---- Dataset excerpts
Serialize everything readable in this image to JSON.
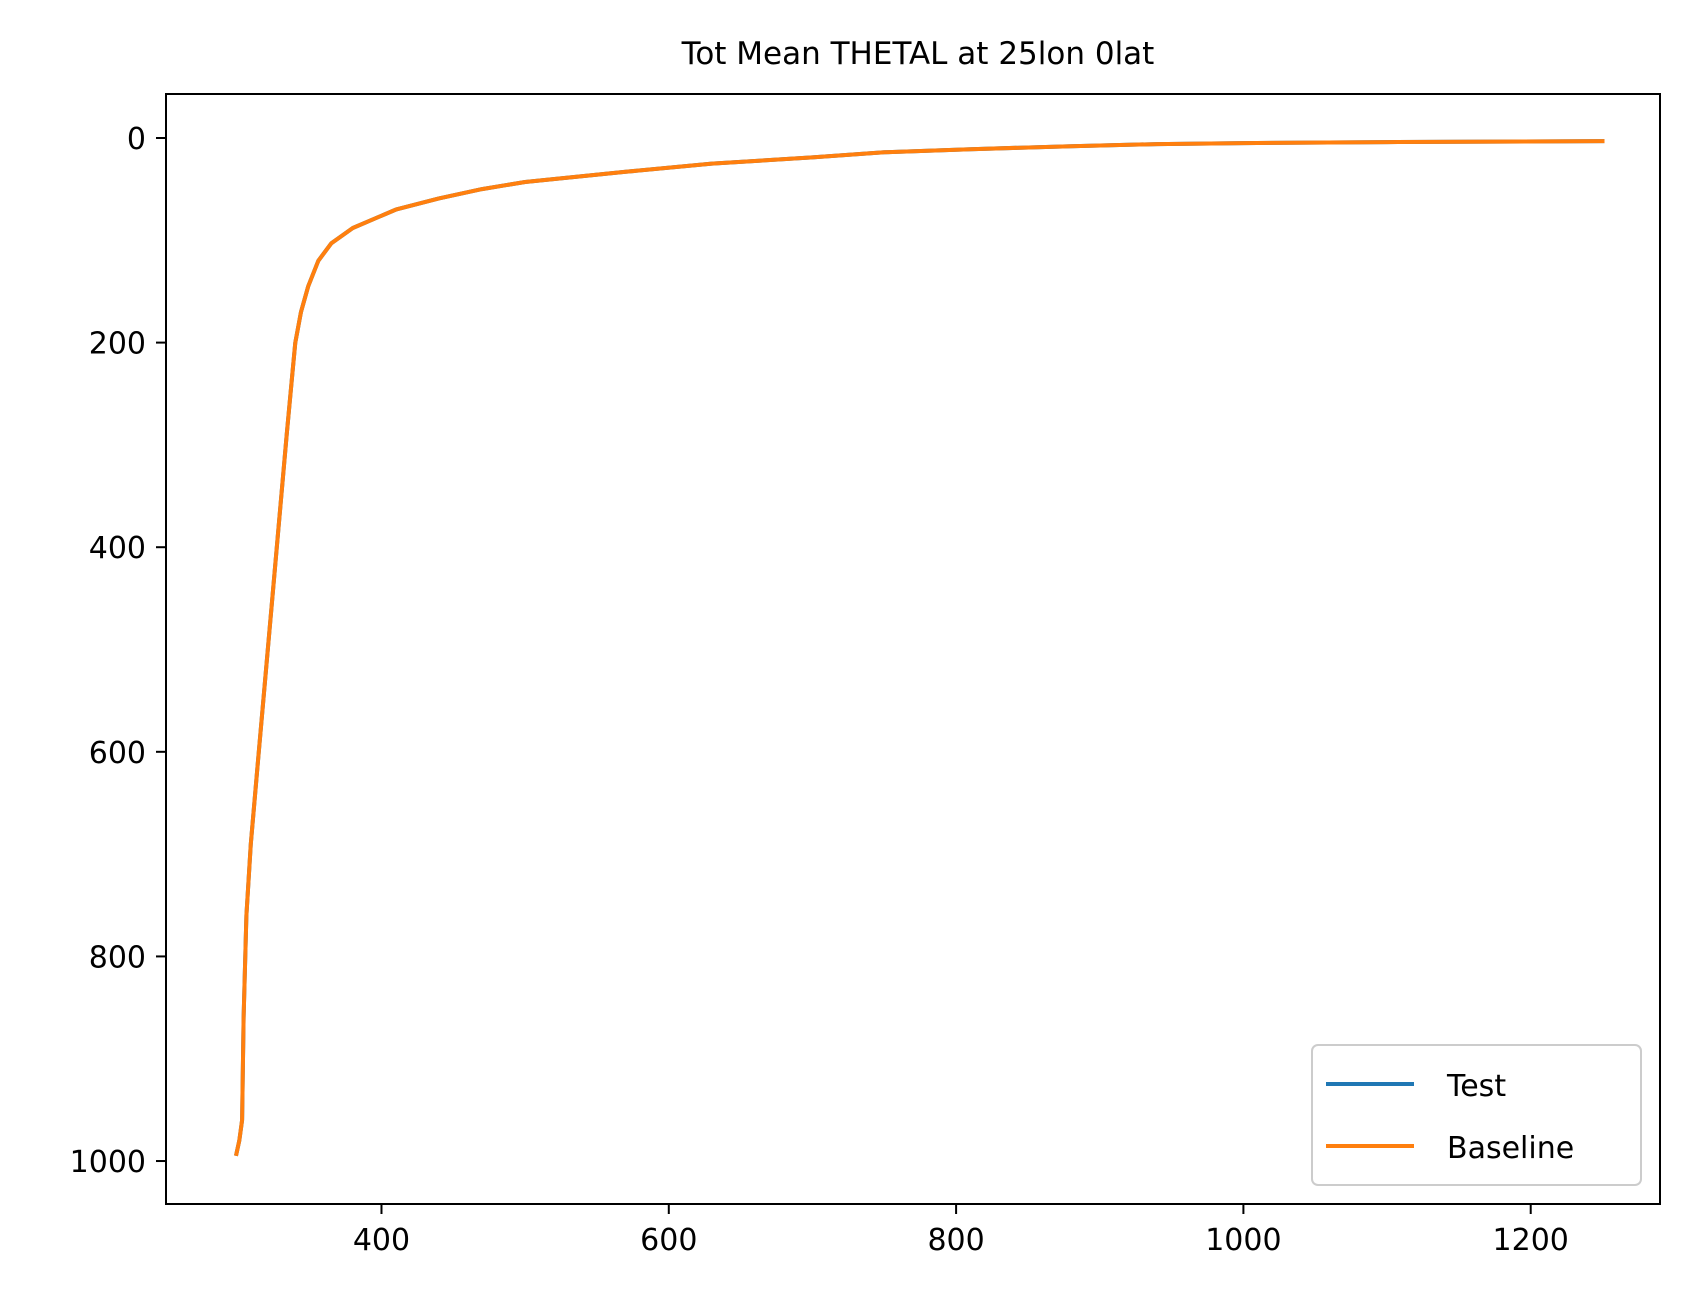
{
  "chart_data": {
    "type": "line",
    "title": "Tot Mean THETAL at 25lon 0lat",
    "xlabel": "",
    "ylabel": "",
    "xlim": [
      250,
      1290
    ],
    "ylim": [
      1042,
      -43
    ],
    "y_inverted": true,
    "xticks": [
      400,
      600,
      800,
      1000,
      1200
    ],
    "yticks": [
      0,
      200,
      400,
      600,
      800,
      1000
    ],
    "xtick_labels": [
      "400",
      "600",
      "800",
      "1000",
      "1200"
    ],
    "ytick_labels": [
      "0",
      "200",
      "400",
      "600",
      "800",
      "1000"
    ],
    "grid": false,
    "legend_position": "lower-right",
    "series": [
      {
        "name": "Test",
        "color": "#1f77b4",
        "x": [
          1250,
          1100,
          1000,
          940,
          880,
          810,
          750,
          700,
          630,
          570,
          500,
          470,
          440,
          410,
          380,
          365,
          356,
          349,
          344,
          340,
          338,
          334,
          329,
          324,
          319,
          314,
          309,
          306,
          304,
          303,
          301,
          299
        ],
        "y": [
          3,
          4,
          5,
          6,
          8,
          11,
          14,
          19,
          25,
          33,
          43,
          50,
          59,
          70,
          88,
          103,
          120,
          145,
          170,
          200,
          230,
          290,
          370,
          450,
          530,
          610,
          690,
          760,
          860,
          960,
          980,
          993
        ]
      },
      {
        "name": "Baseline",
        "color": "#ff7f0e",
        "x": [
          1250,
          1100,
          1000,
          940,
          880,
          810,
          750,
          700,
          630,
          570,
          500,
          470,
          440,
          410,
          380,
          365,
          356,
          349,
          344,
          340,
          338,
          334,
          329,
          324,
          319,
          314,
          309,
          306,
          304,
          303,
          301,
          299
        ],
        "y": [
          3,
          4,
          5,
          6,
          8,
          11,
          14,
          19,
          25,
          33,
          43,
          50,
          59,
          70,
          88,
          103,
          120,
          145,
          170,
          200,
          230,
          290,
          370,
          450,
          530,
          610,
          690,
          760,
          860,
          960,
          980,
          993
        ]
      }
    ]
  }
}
--------
---- Dataset excerpts
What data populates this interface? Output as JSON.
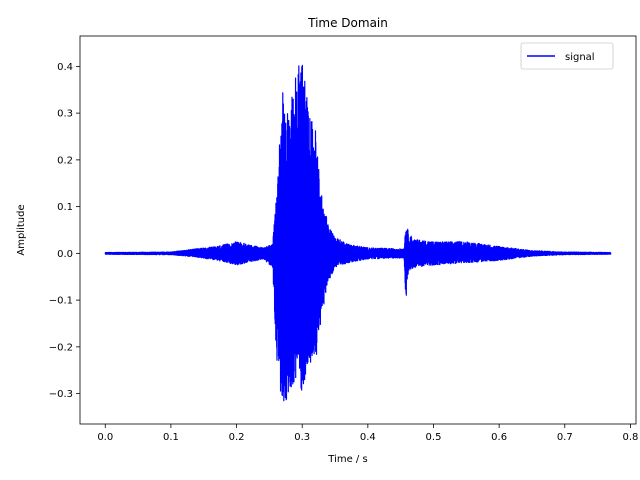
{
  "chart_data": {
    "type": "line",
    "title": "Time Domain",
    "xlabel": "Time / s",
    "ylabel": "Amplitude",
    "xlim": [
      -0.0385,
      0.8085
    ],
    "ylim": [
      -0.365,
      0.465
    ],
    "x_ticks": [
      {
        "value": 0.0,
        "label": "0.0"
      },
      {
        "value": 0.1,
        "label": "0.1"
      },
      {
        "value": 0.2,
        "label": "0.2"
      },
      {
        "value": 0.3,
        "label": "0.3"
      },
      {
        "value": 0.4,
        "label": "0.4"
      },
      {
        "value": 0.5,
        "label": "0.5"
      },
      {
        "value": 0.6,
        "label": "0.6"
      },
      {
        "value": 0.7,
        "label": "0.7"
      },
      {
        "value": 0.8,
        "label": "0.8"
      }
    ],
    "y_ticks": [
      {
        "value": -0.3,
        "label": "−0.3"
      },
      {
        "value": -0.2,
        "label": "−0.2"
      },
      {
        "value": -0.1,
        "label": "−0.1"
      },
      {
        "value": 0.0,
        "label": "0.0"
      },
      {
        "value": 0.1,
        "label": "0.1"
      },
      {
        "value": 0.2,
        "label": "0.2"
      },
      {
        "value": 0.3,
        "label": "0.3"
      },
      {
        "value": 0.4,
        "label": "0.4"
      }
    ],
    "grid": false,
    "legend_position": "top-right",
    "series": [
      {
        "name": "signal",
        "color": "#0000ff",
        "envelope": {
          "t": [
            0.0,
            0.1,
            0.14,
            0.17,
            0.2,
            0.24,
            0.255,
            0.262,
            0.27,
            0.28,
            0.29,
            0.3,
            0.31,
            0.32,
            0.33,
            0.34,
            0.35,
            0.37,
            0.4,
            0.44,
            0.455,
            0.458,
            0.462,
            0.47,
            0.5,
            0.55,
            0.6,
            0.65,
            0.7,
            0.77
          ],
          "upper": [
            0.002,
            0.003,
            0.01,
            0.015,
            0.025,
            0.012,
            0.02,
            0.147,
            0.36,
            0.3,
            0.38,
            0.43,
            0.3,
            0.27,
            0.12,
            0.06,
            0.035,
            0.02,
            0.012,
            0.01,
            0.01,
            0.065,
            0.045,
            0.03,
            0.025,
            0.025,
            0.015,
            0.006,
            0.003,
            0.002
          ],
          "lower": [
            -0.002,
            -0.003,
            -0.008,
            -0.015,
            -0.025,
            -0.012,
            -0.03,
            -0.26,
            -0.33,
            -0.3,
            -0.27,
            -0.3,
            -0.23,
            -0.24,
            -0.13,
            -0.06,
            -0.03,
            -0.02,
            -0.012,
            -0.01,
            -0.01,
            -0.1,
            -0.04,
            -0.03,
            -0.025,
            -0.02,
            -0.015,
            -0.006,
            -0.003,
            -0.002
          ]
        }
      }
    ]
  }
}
--------
---- Dataset excerpts
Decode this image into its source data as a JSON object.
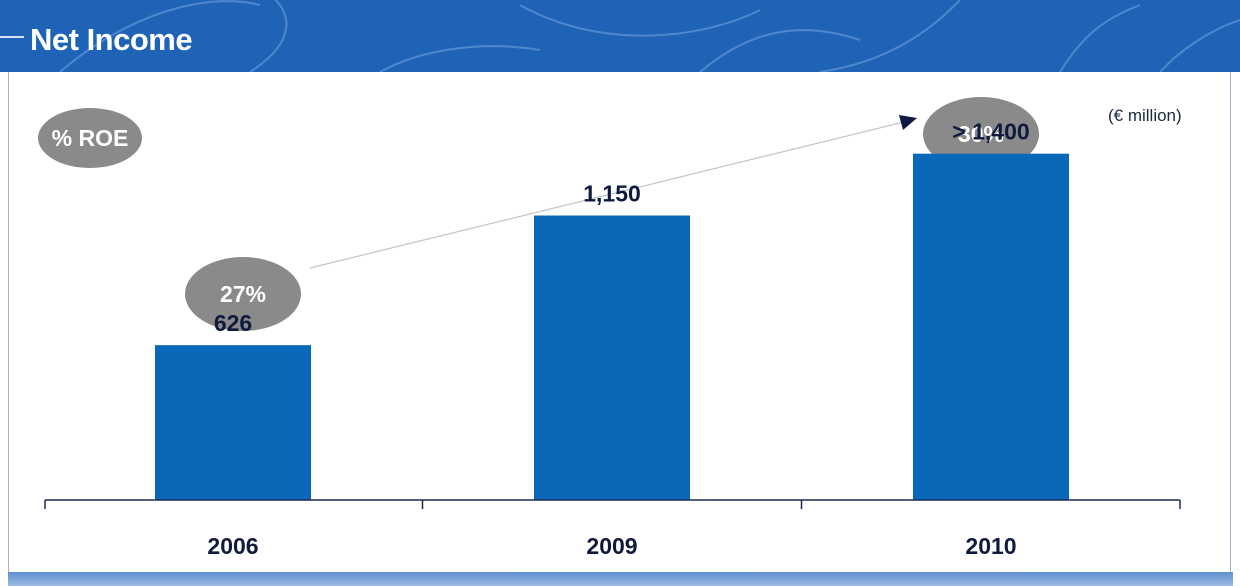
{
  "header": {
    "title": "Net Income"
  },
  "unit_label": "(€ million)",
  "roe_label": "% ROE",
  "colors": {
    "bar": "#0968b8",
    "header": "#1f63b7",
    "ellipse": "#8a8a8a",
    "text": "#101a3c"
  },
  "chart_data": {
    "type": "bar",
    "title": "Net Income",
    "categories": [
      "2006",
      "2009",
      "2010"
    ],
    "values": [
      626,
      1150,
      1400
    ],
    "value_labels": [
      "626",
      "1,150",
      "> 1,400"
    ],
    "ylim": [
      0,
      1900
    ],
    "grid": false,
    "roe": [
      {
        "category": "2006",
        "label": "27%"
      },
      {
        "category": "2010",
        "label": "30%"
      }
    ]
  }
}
--------
## Task to carry out
Pull every line containing the word "name" out of the material.

## Exercise solution
        "name": "Test",
        "name": "Baseline",
        "name": "signal",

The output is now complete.